▸ **STORED RECORDS**
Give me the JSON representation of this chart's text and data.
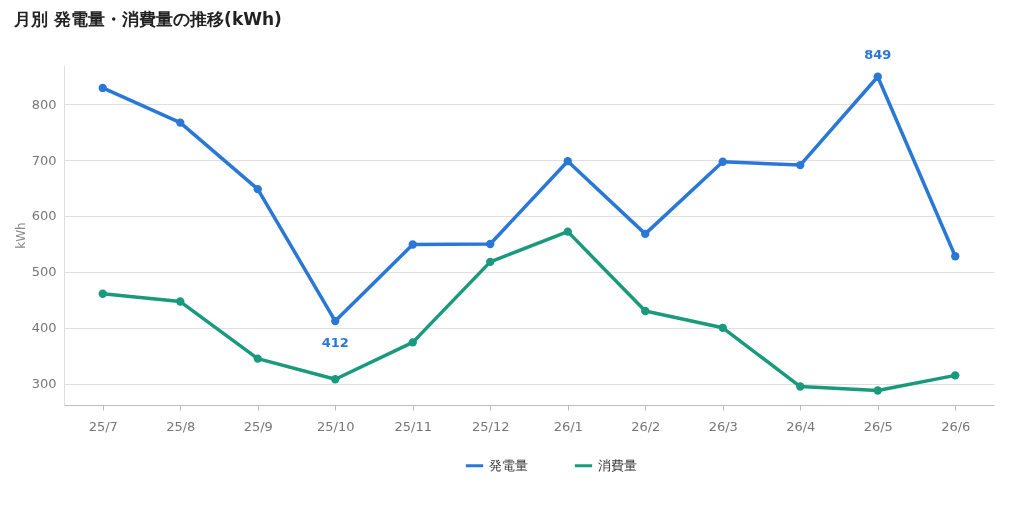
{
  "chart_data": {
    "type": "line",
    "title": "月別 発電量・消費量の推移(kWh)",
    "ylabel": "kWh",
    "categories": [
      "25/7",
      "25/8",
      "25/9",
      "25/10",
      "25/11",
      "25/12",
      "26/1",
      "26/2",
      "26/3",
      "26/4",
      "26/5",
      "26/6"
    ],
    "series": [
      {
        "name": "発電量",
        "color": "#2a78d6",
        "values": [
          829,
          767,
          648,
          412,
          549,
          550,
          698,
          568,
          697,
          691,
          849,
          528
        ],
        "value_labels": [
          null,
          null,
          null,
          "412",
          null,
          null,
          null,
          null,
          null,
          null,
          "849",
          null
        ]
      },
      {
        "name": "消費量",
        "color": "#1a9a7c",
        "values": [
          461,
          447,
          345,
          308,
          374,
          518,
          572,
          430,
          400,
          295,
          288,
          315
        ]
      }
    ],
    "ylim": [
      262,
      870
    ],
    "yticks": [
      300,
      400,
      500,
      600,
      700,
      800
    ],
    "grid": "y",
    "legend": "bottom",
    "marker": "circle",
    "line_style": "solid"
  }
}
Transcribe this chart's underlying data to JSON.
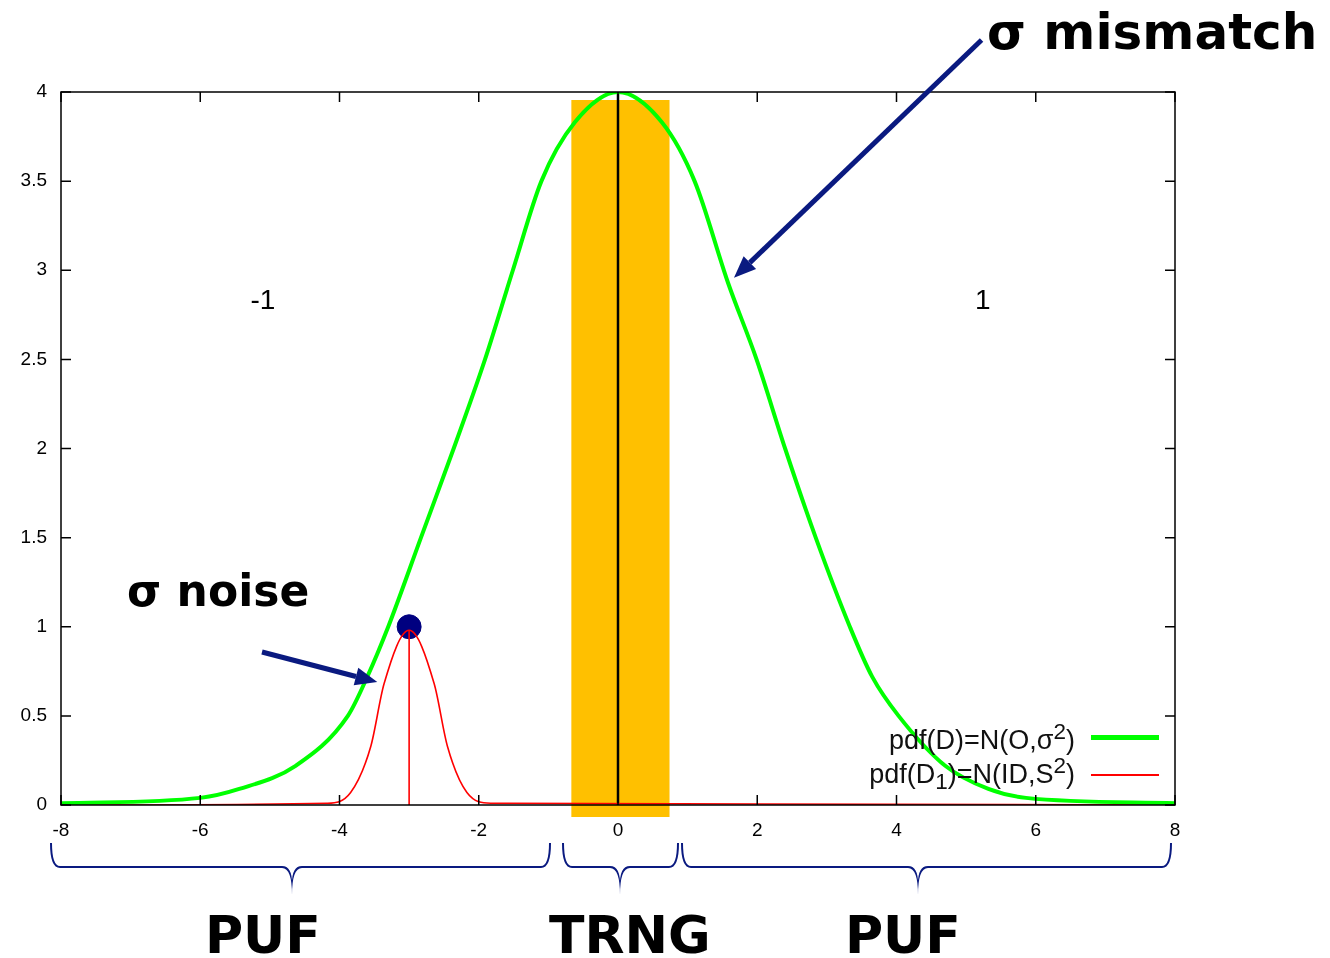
{
  "chart_data": {
    "type": "line",
    "series": [
      {
        "name": "pdf(D)=N(O,σ$^{2}$)",
        "color": "#00ff00",
        "x": [
          -8,
          -6,
          -5.44,
          -4.63,
          -3.88,
          -3.6,
          -3.3,
          -2.83,
          -2.36,
          -1.91,
          -1.51,
          -1.1,
          -0.62,
          0,
          0.63,
          1.1,
          1.58,
          1.99,
          2.4,
          2.84,
          3.33,
          3.65,
          4.03,
          4.7,
          5.32,
          5.86,
          8
        ],
        "values": [
          0.01,
          0.04,
          0.09,
          0.22,
          0.5,
          0.72,
          1.0,
          1.5,
          2.0,
          2.5,
          3.0,
          3.5,
          3.83,
          4,
          3.83,
          3.5,
          2.93,
          2.5,
          2.0,
          1.5,
          1.0,
          0.72,
          0.5,
          0.22,
          0.09,
          0.04,
          0.01
        ]
      },
      {
        "name": "pdf(D$_{1}$)=N(ID,S$^{2}$)",
        "color": "#ff0000",
        "x": [
          -8,
          -4.18,
          -3.84,
          -3.55,
          -3.36,
          -3,
          -2.64,
          -2.45,
          -2.17,
          -1.83,
          8
        ],
        "values": [
          0,
          0.01,
          0.07,
          0.33,
          0.68,
          0.98,
          0.68,
          0.33,
          0.07,
          0.01,
          0
        ]
      },
      {
        "type": "line",
        "color": "#ff0000",
        "x": [
          -3,
          -3
        ],
        "values": [
          0,
          0.98
        ]
      },
      {
        "type": "scatter",
        "color": "#000080",
        "x": [
          -3
        ],
        "values": [
          1
        ]
      }
    ],
    "xlim": [
      -8,
      8
    ],
    "xticks": [
      -8,
      -6,
      -4,
      -2,
      0,
      2,
      4,
      6,
      8
    ],
    "ylim": [
      0,
      4
    ],
    "yticks": [
      0,
      0.5,
      1,
      1.5,
      2,
      2.5,
      3,
      3.5,
      4
    ],
    "ref_lines": [
      {
        "axis": "x",
        "value": 0,
        "color": "#000000"
      }
    ],
    "bands": [
      {
        "axis": "x",
        "from": -0.67,
        "to": 0.74,
        "color": "#ffc000"
      }
    ],
    "legend": "bottom right",
    "annotations": [
      "σ mismatch",
      "-1",
      "1",
      {
        "text": "σ noise",
        "x": -3.36,
        "y": 0.68
      },
      "PUF",
      "TRNG",
      "PUF"
    ]
  }
}
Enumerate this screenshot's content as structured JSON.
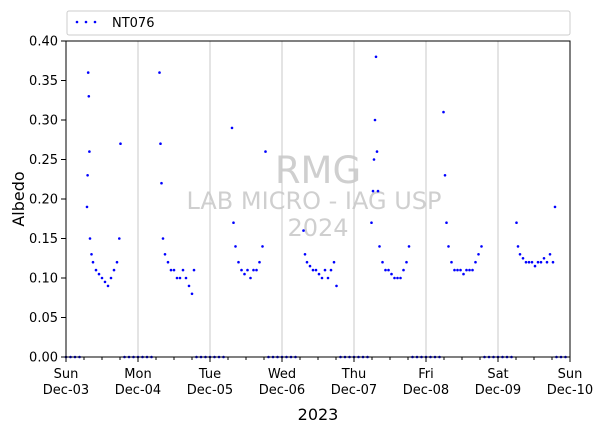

▸ **TASK STATEMENT**
Give the number of lines containing the word "type". No other answer is needed.

▸ **OUTPUT BELOW**
4